Stored items
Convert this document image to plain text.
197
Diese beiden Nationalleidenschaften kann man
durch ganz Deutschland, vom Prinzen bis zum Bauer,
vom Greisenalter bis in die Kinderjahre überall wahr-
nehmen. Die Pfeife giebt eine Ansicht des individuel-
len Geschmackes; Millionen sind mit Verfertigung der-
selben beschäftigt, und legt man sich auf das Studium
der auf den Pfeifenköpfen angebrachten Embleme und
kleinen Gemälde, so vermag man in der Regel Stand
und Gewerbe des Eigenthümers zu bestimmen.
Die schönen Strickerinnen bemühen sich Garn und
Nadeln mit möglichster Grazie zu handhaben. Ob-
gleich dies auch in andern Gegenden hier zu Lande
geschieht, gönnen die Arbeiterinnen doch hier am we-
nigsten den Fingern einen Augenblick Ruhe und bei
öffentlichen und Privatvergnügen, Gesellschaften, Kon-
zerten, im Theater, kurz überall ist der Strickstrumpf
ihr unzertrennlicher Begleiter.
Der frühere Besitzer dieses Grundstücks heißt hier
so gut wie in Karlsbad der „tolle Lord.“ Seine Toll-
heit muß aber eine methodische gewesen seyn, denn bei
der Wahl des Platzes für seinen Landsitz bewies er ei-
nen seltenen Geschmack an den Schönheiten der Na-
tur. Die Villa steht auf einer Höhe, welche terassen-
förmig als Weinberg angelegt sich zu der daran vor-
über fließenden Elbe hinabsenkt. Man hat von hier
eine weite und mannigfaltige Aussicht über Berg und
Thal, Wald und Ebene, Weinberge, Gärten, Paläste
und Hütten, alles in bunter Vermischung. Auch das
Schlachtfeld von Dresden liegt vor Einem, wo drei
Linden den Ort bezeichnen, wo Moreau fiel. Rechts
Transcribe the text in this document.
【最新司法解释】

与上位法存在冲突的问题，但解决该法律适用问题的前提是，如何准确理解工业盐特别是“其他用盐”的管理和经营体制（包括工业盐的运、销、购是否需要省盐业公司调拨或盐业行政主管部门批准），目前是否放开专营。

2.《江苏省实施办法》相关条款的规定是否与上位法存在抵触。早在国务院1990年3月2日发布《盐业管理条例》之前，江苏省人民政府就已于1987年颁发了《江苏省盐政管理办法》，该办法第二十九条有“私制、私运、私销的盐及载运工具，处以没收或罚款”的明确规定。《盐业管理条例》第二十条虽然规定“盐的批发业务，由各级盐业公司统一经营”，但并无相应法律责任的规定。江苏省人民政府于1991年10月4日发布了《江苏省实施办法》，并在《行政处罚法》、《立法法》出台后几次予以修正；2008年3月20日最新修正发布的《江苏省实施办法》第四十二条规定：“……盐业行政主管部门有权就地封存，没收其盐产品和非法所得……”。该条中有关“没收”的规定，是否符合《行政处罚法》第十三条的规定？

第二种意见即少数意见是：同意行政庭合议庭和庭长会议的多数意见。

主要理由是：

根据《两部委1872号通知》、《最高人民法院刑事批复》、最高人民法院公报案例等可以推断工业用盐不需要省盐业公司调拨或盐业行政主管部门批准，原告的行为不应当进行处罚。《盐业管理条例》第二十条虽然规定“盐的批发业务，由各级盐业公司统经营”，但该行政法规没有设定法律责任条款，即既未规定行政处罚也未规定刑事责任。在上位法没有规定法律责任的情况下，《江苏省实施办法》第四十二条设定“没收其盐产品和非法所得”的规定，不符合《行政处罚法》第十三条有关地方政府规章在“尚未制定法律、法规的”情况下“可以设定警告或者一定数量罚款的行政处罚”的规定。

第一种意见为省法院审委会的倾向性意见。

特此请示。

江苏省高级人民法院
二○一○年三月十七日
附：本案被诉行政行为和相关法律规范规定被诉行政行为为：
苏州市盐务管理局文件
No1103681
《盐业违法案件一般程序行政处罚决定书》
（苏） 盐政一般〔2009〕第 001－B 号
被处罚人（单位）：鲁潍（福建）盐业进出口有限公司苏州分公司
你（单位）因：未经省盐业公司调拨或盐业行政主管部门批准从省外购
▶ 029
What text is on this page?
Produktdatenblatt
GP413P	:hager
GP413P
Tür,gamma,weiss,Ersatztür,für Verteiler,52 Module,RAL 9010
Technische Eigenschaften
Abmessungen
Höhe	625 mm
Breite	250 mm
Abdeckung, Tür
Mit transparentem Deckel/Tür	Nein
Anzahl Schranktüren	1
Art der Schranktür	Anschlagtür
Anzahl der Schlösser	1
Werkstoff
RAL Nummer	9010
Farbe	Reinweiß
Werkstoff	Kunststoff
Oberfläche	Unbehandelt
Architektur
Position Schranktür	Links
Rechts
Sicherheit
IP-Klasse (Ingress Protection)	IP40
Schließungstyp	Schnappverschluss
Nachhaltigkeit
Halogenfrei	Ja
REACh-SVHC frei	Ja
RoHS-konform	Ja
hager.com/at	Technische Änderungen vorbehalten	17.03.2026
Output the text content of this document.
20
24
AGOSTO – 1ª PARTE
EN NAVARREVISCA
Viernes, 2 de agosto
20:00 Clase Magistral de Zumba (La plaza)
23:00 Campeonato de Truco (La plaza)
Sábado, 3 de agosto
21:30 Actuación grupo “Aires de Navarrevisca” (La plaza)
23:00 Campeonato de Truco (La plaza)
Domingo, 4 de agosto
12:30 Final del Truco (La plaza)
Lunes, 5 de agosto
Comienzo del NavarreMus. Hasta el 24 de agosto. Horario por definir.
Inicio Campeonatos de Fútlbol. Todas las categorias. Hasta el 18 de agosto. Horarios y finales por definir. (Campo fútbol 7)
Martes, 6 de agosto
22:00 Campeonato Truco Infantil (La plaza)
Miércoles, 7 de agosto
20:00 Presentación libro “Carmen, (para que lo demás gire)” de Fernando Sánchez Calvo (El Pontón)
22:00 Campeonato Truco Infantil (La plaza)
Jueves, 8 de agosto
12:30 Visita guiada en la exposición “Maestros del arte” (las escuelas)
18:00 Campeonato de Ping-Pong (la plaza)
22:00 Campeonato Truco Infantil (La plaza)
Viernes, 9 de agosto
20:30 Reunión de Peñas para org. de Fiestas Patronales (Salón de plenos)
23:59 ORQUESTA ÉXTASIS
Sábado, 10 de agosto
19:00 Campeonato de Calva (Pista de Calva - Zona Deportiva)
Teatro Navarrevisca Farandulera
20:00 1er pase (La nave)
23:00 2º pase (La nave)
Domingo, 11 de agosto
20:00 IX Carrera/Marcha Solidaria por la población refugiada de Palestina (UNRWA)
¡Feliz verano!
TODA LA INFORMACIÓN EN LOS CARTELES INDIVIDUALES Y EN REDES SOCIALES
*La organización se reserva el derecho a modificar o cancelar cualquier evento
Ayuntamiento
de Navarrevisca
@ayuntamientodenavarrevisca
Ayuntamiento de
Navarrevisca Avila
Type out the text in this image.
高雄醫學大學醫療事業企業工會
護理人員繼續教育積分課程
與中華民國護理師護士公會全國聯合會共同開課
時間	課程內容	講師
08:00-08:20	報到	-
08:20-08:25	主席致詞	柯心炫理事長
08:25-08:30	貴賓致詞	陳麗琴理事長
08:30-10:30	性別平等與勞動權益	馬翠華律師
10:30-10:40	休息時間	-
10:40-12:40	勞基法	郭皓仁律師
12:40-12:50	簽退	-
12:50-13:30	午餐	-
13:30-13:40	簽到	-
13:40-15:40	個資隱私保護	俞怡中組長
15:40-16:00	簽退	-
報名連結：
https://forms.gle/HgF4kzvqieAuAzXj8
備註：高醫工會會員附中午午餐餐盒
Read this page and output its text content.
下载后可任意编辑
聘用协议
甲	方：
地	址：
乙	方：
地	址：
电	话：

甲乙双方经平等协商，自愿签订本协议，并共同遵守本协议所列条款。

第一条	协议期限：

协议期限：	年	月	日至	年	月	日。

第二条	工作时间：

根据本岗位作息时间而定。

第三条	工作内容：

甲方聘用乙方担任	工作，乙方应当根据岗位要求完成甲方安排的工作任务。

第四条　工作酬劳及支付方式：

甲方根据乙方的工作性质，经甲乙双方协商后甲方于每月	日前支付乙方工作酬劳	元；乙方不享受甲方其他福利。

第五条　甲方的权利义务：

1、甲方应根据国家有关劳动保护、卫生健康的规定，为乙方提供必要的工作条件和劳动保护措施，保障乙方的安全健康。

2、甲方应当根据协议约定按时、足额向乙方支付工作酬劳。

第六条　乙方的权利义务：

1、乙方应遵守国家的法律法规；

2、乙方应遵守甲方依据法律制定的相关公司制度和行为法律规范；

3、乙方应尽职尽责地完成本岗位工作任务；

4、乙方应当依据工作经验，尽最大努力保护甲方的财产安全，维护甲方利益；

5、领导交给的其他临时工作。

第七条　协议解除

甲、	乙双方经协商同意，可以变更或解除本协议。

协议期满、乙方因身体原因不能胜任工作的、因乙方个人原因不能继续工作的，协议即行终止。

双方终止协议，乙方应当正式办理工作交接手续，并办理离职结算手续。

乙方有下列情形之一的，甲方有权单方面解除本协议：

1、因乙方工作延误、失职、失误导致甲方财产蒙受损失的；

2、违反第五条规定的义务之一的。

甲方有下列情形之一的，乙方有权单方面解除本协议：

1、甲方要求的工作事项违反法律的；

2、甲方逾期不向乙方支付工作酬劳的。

* [WRITTEN EXERCISE] Find the line containing "Read this page and output its text content.". Reproduce it exactly, along with every line after it through the last.

* [TASK RESULT]
Read this page and output its text content.
下载后可任意编辑
聘用协议
甲	方：
地	址：
乙	方：
地	址：
电	话：

甲乙双方经平等协商，自愿签订本协议，并共同遵守本协议所列条款。

第一条	协议期限：

协议期限：	年	月	日至	年	月	日。

第二条	工作时间：

根据本岗位作息时间而定。

第三条	工作内容：

甲方聘用乙方担任	工作，乙方应当根据岗位要求完成甲方安排的工作任务。

第四条　工作酬劳及支付方式：

甲方根据乙方的工作性质，经甲乙双方协商后甲方于每月	日前支付乙方工作酬劳	元；乙方不享受甲方其他福利。

第五条　甲方的权利义务：

1、甲方应根据国家有关劳动保护、卫生健康的规定，为乙方提供必要的工作条件和劳动保护措施，保障乙方的安全健康。

2、甲方应当根据协议约定按时、足额向乙方支付工作酬劳。

第六条　乙方的权利义务：

1、乙方应遵守国家的法律法规；

2、乙方应遵守甲方依据法律制定的相关公司制度和行为法律规范；

3、乙方应尽职尽责地完成本岗位工作任务；

4、乙方应当依据工作经验，尽最大努力保护甲方的财产安全，维护甲方利益；

5、领导交给的其他临时工作。

第七条　协议解除

甲、	乙双方经协商同意，可以变更或解除本协议。

协议期满、乙方因身体原因不能胜任工作的、因乙方个人原因不能继续工作的，协议即行终止。

双方终止协议，乙方应当正式办理工作交接手续，并办理离职结算手续。

乙方有下列情形之一的，甲方有权单方面解除本协议：

1、因乙方工作延误、失职、失误导致甲方财产蒙受损失的；

2、违反第五条规定的义务之一的。

甲方有下列情形之一的，乙方有权单方面解除本协议：

1、甲方要求的工作事项违反法律的；

2、甲方逾期不向乙方支付工作酬劳的。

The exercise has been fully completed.